Exactly repeat the full listing that follows.

++++++

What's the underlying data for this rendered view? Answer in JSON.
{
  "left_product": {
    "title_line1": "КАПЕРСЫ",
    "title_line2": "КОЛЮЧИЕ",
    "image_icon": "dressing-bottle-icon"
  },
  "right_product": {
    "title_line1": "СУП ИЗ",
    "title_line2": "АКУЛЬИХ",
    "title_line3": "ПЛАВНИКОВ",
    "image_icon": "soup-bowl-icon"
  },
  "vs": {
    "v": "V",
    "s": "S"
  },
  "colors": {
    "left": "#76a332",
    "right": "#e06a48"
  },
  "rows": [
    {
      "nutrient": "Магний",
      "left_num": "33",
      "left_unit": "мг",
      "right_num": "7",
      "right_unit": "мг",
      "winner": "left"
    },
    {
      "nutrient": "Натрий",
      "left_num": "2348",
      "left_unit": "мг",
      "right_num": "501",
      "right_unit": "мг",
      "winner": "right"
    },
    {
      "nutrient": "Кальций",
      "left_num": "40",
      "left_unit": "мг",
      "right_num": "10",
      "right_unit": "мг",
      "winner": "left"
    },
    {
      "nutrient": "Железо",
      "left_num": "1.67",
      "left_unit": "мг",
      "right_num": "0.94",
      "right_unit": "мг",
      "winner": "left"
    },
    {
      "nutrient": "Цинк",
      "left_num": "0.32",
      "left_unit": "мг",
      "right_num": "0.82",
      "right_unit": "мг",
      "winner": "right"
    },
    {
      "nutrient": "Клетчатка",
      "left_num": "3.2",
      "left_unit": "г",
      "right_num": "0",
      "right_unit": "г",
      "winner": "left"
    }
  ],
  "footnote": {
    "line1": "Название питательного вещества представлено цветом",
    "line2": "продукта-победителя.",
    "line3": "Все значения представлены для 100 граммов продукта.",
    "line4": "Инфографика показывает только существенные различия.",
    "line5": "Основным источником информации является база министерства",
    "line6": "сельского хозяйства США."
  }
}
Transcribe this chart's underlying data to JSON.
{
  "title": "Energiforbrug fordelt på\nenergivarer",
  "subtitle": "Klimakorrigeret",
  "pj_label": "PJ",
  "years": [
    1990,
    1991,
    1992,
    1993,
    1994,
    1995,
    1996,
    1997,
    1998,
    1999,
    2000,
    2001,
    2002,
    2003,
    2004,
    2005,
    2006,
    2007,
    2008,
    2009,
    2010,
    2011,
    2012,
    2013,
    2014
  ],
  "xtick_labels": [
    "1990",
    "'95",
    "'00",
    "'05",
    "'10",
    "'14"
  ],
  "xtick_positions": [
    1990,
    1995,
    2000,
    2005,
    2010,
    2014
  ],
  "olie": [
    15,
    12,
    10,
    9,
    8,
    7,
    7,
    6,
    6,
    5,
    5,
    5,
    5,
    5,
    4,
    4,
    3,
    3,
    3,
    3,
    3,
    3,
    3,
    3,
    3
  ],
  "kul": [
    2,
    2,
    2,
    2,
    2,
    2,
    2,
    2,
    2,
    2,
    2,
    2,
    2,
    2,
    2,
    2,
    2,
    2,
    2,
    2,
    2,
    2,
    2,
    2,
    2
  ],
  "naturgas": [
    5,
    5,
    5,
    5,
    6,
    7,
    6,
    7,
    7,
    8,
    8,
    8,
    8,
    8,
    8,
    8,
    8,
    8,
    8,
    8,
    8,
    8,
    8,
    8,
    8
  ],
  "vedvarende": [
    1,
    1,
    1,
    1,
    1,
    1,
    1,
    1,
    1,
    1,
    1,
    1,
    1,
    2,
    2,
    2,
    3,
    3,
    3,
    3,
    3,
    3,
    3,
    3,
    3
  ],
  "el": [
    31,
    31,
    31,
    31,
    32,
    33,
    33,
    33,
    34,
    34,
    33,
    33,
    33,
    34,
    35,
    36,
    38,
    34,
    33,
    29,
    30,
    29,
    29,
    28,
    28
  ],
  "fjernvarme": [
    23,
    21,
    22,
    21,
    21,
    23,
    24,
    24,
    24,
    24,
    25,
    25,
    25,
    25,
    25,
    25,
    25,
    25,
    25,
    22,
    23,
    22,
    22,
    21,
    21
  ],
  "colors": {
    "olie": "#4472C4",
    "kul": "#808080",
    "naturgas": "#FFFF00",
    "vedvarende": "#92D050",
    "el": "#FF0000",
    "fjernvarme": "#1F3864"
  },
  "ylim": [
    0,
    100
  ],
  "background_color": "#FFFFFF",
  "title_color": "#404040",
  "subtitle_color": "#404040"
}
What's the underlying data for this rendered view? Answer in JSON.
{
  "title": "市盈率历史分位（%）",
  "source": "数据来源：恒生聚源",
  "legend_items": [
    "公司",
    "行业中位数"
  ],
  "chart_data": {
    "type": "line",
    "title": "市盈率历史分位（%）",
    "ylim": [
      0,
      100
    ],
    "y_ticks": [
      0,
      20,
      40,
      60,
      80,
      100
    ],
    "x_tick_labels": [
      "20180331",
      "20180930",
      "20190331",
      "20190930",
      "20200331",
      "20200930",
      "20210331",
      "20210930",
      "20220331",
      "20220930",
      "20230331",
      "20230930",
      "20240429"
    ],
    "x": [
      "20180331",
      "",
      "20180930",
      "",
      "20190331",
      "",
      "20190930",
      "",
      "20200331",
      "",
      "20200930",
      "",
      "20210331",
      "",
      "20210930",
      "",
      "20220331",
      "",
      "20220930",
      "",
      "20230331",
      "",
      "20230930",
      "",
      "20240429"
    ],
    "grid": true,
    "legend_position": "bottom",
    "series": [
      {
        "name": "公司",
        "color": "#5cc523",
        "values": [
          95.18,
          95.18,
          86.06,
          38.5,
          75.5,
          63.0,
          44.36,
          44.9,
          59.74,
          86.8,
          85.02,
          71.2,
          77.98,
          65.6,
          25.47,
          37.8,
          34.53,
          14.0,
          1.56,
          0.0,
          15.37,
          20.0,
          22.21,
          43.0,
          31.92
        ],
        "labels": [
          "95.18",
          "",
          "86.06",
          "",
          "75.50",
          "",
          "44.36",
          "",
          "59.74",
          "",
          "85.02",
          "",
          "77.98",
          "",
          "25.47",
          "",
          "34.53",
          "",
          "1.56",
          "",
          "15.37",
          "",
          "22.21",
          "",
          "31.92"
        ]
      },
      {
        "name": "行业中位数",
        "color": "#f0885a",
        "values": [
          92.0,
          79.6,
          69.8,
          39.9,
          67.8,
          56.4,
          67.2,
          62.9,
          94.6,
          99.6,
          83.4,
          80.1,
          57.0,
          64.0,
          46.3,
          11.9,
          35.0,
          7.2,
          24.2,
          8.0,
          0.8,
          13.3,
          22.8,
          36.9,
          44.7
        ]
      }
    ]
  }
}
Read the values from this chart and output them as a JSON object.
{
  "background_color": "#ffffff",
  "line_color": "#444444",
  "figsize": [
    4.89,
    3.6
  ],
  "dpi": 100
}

++++++

EXERCISE RESULT
What's the underlying data for this rendered view? Answer in JSON.
{
  "left_product": {
    "title_line1": "КАПЕРСЫ",
    "title_line2": "КОЛЮЧИЕ",
    "image_icon": "dressing-bottle-icon"
  },
  "right_product": {
    "title_line1": "СУП ИЗ",
    "title_line2": "АКУЛЬИХ",
    "title_line3": "ПЛАВНИКОВ",
    "image_icon": "soup-bowl-icon"
  },
  "vs": {
    "v": "V",
    "s": "S"
  },
  "colors": {
    "left": "#76a332",
    "right": "#e06a48"
  },
  "rows": [
    {
      "nutrient": "Магний",
      "left_num": "33",
      "left_unit": "мг",
      "right_num": "7",
      "right_unit": "мг",
      "winner": "left"
    },
    {
      "nutrient": "Натрий",
      "left_num": "2348",
      "left_unit": "мг",
      "right_num": "501",
      "right_unit": "мг",
      "winner": "right"
    },
    {
      "nutrient": "Кальций",
      "left_num": "40",
      "left_unit": "мг",
      "right_num": "10",
      "right_unit": "мг",
      "winner": "left"
    },
    {
      "nutrient": "Железо",
      "left_num": "1.67",
      "left_unit": "мг",
      "right_num": "0.94",
      "right_unit": "мг",
      "winner": "left"
    },
    {
      "nutrient": "Цинк",
      "left_num": "0.32",
      "left_unit": "мг",
      "right_num": "0.82",
      "right_unit": "мг",
      "winner": "right"
    },
    {
      "nutrient": "Клетчатка",
      "left_num": "3.2",
      "left_unit": "г",
      "right_num": "0",
      "right_unit": "г",
      "winner": "left"
    }
  ],
  "footnote": {
    "line1": "Название питательного вещества представлено цветом",
    "line2": "продукта-победителя.",
    "line3": "Все значения представлены для 100 граммов продукта.",
    "line4": "Инфографика показывает только существенные различия.",
    "line5": "Основным источником информации является база министерства",
    "line6": "сельского хозяйства США."
  }
}
Transcribe this chart's underlying data to JSON.
{
  "title": "Energiforbrug fordelt på\nenergivarer",
  "subtitle": "Klimakorrigeret",
  "pj_label": "PJ",
  "years": [
    1990,
    1991,
    1992,
    1993,
    1994,
    1995,
    1996,
    1997,
    1998,
    1999,
    2000,
    2001,
    2002,
    2003,
    2004,
    2005,
    2006,
    2007,
    2008,
    2009,
    2010,
    2011,
    2012,
    2013,
    2014
  ],
  "xtick_labels": [
    "1990",
    "'95",
    "'00",
    "'05",
    "'10",
    "'14"
  ],
  "xtick_positions": [
    1990,
    1995,
    2000,
    2005,
    2010,
    2014
  ],
  "olie": [
    15,
    12,
    10,
    9,
    8,
    7,
    7,
    6,
    6,
    5,
    5,
    5,
    5,
    5,
    4,
    4,
    3,
    3,
    3,
    3,
    3,
    3,
    3,
    3,
    3
  ],
  "kul": [
    2,
    2,
    2,
    2,
    2,
    2,
    2,
    2,
    2,
    2,
    2,
    2,
    2,
    2,
    2,
    2,
    2,
    2,
    2,
    2,
    2,
    2,
    2,
    2,
    2
  ],
  "naturgas": [
    5,
    5,
    5,
    5,
    6,
    7,
    6,
    7,
    7,
    8,
    8,
    8,
    8,
    8,
    8,
    8,
    8,
    8,
    8,
    8,
    8,
    8,
    8,
    8,
    8
  ],
  "vedvarende": [
    1,
    1,
    1,
    1,
    1,
    1,
    1,
    1,
    1,
    1,
    1,
    1,
    1,
    2,
    2,
    2,
    3,
    3,
    3,
    3,
    3,
    3,
    3,
    3,
    3
  ],
  "el": [
    31,
    31,
    31,
    31,
    32,
    33,
    33,
    33,
    34,
    34,
    33,
    33,
    33,
    34,
    35,
    36,
    38,
    34,
    33,
    29,
    30,
    29,
    29,
    28,
    28
  ],
  "fjernvarme": [
    23,
    21,
    22,
    21,
    21,
    23,
    24,
    24,
    24,
    24,
    25,
    25,
    25,
    25,
    25,
    25,
    25,
    25,
    25,
    22,
    23,
    22,
    22,
    21,
    21
  ],
  "colors": {
    "olie": "#4472C4",
    "kul": "#808080",
    "naturgas": "#FFFF00",
    "vedvarende": "#92D050",
    "el": "#FF0000",
    "fjernvarme": "#1F3864"
  },
  "ylim": [
    0,
    100
  ],
  "background_color": "#FFFFFF",
  "title_color": "#404040",
  "subtitle_color": "#404040"
}
What's the underlying data for this rendered view? Answer in JSON.
{
  "title": "市盈率历史分位（%）",
  "source": "数据来源：恒生聚源",
  "legend_items": [
    "公司",
    "行业中位数"
  ],
  "chart_data": {
    "type": "line",
    "title": "市盈率历史分位（%）",
    "ylim": [
      0,
      100
    ],
    "y_ticks": [
      0,
      20,
      40,
      60,
      80,
      100
    ],
    "x_tick_labels": [
      "20180331",
      "20180930",
      "20190331",
      "20190930",
      "20200331",
      "20200930",
      "20210331",
      "20210930",
      "20220331",
      "20220930",
      "20230331",
      "20230930",
      "20240429"
    ],
    "x": [
      "20180331",
      "",
      "20180930",
      "",
      "20190331",
      "",
      "20190930",
      "",
      "20200331",
      "",
      "20200930",
      "",
      "20210331",
      "",
      "20210930",
      "",
      "20220331",
      "",
      "20220930",
      "",
      "20230331",
      "",
      "20230930",
      "",
      "20240429"
    ],
    "grid": true,
    "legend_position": "bottom",
    "series": [
      {
        "name": "公司",
        "color": "#5cc523",
        "values": [
          95.18,
          95.18,
          86.06,
          38.5,
          75.5,
          63.0,
          44.36,
          44.9,
          59.74,
          86.8,
          85.02,
          71.2,
          77.98,
          65.6,
          25.47,
          37.8,
          34.53,
          14.0,
          1.56,
          0.0,
          15.37,
          20.0,
          22.21,
          43.0,
          31.92
        ],
        "labels": [
          "95.18",
          "",
          "86.06",
          "",
          "75.50",
          "",
          "44.36",
          "",
          "59.74",
          "",
          "85.02",
          "",
          "77.98",
          "",
          "25.47",
          "",
          "34.53",
          "",
          "1.56",
          "",
          "15.37",
          "",
          "22.21",
          "",
          "31.92"
        ]
      },
      {
        "name": "行业中位数",
        "color": "#f0885a",
        "values": [
          92.0,
          79.6,
          69.8,
          39.9,
          67.8,
          56.4,
          67.2,
          62.9,
          94.6,
          99.6,
          83.4,
          80.1,
          57.0,
          64.0,
          46.3,
          11.9,
          35.0,
          7.2,
          24.2,
          8.0,
          0.8,
          13.3,
          22.8,
          36.9,
          44.7
        ]
      }
    ]
  }
}
Read the values from this chart and output them as a JSON object.
{
  "background_color": "#ffffff",
  "line_color": "#444444",
  "figsize": [
    4.89,
    3.6
  ],
  "dpi": 100
}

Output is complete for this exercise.